- **SELECTED EXTRACT**

__________________________________________________

As Harvard Business School professor Theodore Levitt put it: “Differentiation is one of the most important strategic and tactical activities in which companies must constantly engage.” Differentiation is so important because in a big and hyper competitive market it’s not enough to be great, you have to be different too. If you are living up to your brand promise, but so is everyone else, there is no compelling reason to select you over them.
“Our role is to help companies realize what is the best part of the things they make, and to guide them in the process of communicating that fact assertively.”
Enter the USP, a well defined and consistently messaged benefit that your company offers exclusively. But more than just being unique and valuable, that benefit also has to be specifically meaningful to your customer. You have to be good and different in a way that appeals forcefully to your target market. If you make a great full sized sedan that has the most powerful engine in its segment, but the marketplace is shifting to smaller, more efficient models, you’re still going to end up losing out to competitors.
Naturally, marketers have limited control over what products and services brands decide to sell. There have been cases where marketers and advertisers help direct the creation of a new offering, but making great products is not our primary mission. Our role is to help companies realize what is the best part of the things they make, and to guide them in the process of communicating that fact assertively in a manner their customers will be receptive to.
The message to send is always: You should buy this product because it will provide this specific benefit… and you can’t get it anywhere else.
Can’t Beat the Real Thing
Advertising is sometimes accused (rightly and wrongly) of overselling products with puffery and exaggeration. The idea of a USP is the reverse of that practice. It’s asking people to buy a product for a very real and very specific benefit it will deliver to them. Sometimes that benefit is a tangible, physical feature like replacing the function keys on a laptop with a touch bar, a shirt made of a new moisture-wicking fabric, or an achievement in efficiency for an air conditioner.
Sometimes, though, it’s an abstract idea like an emotional feeling. Take Coca-cola for instance, it doesn’t taste radically different than any other cola. But its rich history, evocative branding, and association with positive emotions like happiness, joy, and celebration mean that every time you pick up the bottle you feel, even if only in a very small way, some connection to that brand story and those emotions — a feeling you can’t get with a generic cola.

__________________________________________________

- **SUPPLIED RECORDS**

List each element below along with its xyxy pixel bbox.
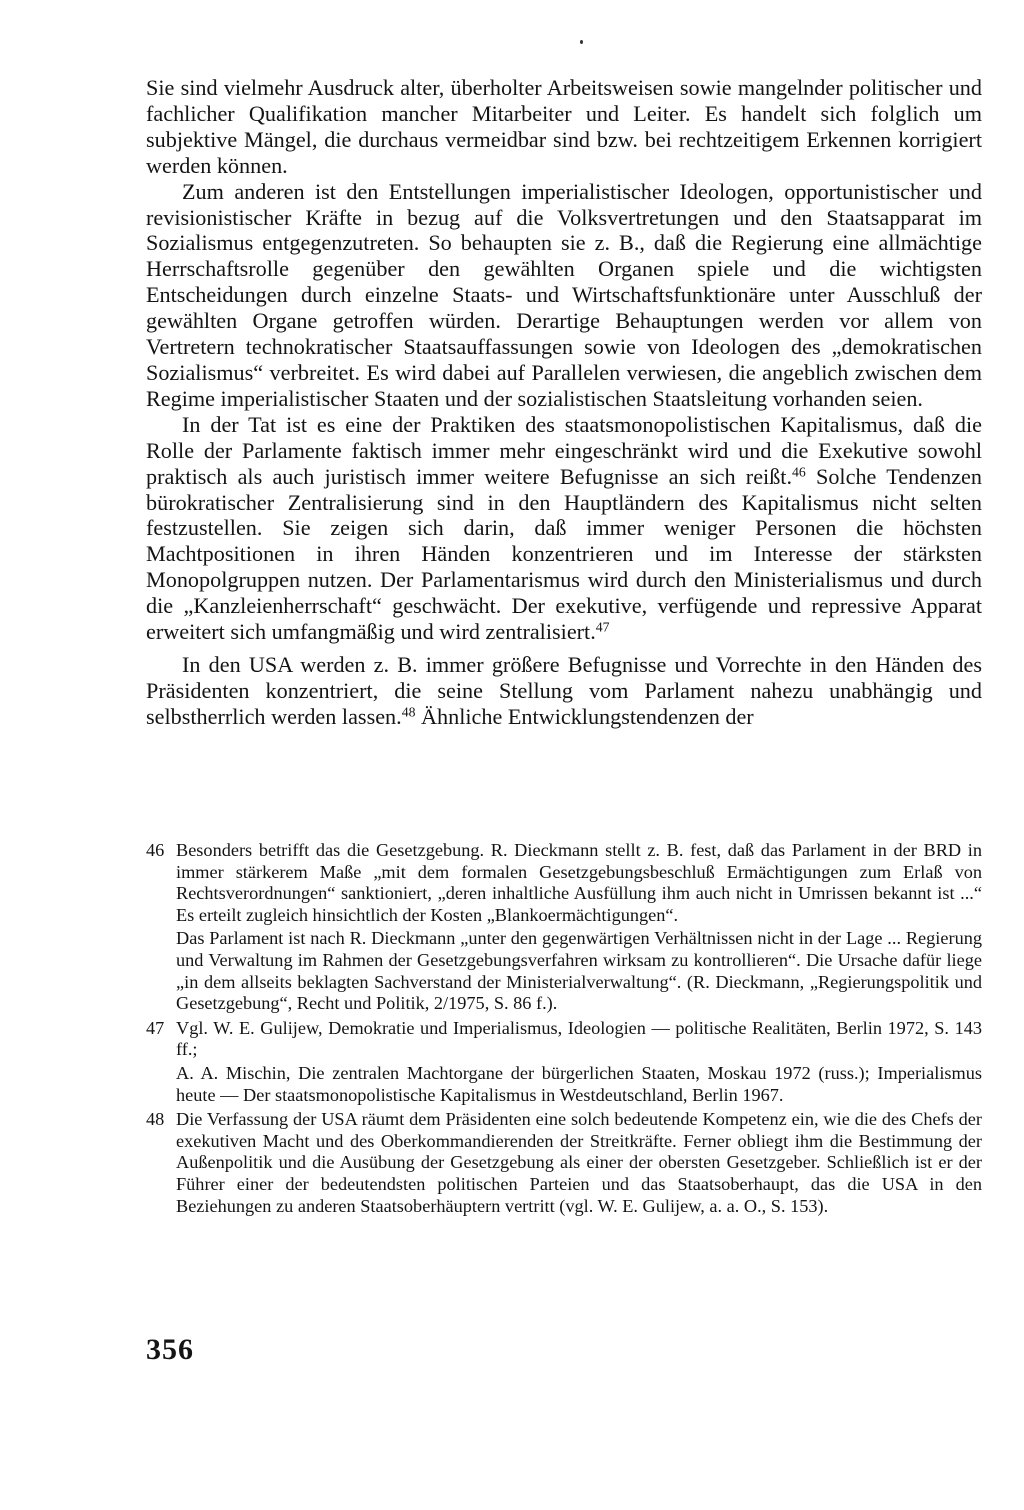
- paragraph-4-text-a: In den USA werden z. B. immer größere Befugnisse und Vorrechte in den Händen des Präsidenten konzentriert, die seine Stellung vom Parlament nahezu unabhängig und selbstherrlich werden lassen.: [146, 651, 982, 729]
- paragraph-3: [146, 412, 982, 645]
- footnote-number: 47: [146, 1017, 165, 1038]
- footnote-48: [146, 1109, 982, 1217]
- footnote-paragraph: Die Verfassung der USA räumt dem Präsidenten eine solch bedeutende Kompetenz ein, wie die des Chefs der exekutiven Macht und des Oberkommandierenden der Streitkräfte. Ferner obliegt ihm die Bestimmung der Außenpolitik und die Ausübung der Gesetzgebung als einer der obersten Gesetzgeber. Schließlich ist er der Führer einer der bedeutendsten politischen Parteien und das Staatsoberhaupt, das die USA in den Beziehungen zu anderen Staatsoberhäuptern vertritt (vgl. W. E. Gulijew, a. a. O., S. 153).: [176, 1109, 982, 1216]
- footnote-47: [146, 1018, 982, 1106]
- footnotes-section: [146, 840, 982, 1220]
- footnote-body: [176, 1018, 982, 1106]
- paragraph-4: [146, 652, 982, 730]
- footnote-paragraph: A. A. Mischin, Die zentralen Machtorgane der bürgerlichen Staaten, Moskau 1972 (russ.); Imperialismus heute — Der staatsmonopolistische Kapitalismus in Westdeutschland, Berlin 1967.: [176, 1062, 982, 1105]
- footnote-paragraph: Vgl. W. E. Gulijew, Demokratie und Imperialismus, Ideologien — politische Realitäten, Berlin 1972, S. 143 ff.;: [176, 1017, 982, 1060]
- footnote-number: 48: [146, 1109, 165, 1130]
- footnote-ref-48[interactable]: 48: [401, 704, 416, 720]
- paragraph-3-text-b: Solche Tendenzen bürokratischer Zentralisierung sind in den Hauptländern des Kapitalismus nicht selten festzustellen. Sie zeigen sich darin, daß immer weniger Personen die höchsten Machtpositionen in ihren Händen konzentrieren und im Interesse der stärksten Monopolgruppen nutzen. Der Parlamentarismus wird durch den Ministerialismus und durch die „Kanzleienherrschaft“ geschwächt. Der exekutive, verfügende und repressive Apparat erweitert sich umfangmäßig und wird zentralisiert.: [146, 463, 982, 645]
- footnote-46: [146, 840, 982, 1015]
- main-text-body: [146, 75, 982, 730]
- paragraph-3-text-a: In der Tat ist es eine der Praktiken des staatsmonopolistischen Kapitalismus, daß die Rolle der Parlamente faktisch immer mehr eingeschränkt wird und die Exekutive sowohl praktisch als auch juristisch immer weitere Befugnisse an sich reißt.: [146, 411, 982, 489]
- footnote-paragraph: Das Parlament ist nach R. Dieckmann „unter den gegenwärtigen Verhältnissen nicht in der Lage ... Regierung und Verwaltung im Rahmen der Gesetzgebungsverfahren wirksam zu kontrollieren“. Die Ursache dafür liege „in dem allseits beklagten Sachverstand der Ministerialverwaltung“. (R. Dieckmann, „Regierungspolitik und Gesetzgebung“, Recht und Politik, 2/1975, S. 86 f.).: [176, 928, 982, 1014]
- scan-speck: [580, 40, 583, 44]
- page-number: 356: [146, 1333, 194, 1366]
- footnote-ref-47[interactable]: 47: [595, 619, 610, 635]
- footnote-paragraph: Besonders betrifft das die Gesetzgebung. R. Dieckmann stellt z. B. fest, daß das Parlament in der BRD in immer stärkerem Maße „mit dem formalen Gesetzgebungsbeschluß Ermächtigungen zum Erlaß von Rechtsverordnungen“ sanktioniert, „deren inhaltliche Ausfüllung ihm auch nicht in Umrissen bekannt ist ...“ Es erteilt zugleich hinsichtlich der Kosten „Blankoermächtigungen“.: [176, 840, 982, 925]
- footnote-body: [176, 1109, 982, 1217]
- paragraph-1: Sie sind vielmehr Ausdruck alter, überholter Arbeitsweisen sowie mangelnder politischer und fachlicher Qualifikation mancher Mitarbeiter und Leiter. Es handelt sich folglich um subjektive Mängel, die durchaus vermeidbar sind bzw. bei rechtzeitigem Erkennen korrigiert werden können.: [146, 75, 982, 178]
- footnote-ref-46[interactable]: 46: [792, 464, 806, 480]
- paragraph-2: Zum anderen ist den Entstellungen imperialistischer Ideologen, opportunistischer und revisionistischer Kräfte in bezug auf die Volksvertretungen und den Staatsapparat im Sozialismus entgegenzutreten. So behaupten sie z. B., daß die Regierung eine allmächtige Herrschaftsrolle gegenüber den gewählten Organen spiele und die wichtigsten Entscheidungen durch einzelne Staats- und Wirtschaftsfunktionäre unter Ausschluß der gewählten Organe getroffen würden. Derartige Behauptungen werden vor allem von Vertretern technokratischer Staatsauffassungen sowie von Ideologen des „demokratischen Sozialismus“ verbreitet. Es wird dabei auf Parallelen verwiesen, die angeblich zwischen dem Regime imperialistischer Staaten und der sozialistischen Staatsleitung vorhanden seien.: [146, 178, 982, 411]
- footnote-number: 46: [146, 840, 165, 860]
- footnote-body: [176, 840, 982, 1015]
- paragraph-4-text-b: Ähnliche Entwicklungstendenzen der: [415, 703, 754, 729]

__________________________________________________

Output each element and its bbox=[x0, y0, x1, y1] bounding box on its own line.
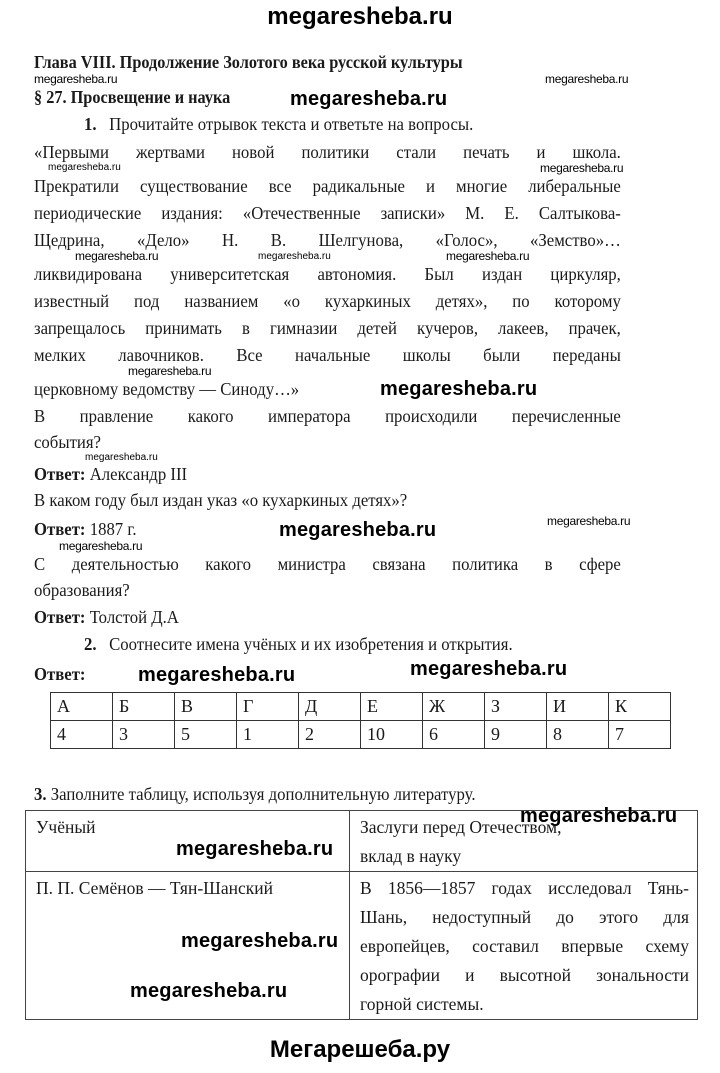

__________________________________________________

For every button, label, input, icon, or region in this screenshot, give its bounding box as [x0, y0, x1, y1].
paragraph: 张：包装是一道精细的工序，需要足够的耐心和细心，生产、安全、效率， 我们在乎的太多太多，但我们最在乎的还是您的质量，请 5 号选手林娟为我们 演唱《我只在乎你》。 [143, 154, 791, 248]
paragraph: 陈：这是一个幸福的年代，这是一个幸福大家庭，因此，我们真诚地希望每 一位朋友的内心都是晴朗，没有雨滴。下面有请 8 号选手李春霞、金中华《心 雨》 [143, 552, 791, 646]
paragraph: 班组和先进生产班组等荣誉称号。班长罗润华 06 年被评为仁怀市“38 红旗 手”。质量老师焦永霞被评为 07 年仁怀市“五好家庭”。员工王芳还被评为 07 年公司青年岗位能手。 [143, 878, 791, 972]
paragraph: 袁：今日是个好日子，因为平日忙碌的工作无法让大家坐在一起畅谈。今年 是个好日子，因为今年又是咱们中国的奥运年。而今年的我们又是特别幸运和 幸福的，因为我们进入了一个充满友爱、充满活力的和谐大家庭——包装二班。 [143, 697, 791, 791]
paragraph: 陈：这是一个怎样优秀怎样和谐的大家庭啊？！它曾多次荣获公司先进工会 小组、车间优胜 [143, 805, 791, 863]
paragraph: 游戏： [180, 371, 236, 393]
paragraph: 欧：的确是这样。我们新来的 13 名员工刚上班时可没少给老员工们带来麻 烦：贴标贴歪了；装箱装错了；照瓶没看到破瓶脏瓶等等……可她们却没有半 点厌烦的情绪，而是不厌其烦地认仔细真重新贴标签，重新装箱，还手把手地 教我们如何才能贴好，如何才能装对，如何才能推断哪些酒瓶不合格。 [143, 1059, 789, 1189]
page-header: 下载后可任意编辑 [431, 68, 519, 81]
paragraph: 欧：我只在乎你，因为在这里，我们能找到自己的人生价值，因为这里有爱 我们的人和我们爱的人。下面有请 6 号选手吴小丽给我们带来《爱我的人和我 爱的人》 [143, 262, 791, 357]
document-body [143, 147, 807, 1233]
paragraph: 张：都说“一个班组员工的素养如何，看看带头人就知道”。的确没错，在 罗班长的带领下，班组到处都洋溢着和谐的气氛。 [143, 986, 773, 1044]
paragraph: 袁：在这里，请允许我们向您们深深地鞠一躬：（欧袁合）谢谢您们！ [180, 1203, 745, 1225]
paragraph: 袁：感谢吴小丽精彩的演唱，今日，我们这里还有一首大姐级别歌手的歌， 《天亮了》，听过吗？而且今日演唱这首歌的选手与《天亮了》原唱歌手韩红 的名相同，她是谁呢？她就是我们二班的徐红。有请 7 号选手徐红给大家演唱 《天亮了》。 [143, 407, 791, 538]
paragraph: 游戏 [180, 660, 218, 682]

__________________________________________________

- **OBJECTIVES**
A) Which Harvard Business School professor is quoted in the text on unique selling propositions?
B) Summarize the text on unique selling propositions in two sentences.
C) Carry on the text on unique selling propositions from the point where it stops.

- **PER-TASK ANSWERS**
A) Theodore Levitt.

B) In a crowded, highly competitive market a company has to be different as well as great, so it needs a USP: a clearly defined, consistently messaged benefit that only it offers and that matters to its target customers. Marketers help companies find and assertively communicate that real benefit, which may be a tangible feature or, as with Coca-Cola, an emotional connection a generic product can't provide.

C)
People don’t generally recognize that they choose their soft drink because of how it makes them feel rather than how it tastes, but countless marketing studies and Coke’s dominance proves they do.
The USP concept is especially relevant in highly commoditized markets. In the car insurance market, for example, GEICO and State Farm don’t sell fundamentally different products, so any point of difference is incredibly valuable. GEICO can’t say they’ll replace your totaled Honda with a BMW, but they have been able to build a years long campaign on saving you 15-percent in 15 minutes. It’s a seemingly basic approach, but it gave them a strategic touchstone for their target market to instantly recognize.
Similarly, high tech brands are also wise to hone their USPs because their customers are already very focused on the feature set of the products they are buying. Sales come a lot easier when you can point to the spec sheet and say: “You see this here? You need this, it will make your life easier, and the other guys don’t offer it.” Strangely, many companies have an asset like that, but fail to realize its value and don’t spend enough time highlighting it.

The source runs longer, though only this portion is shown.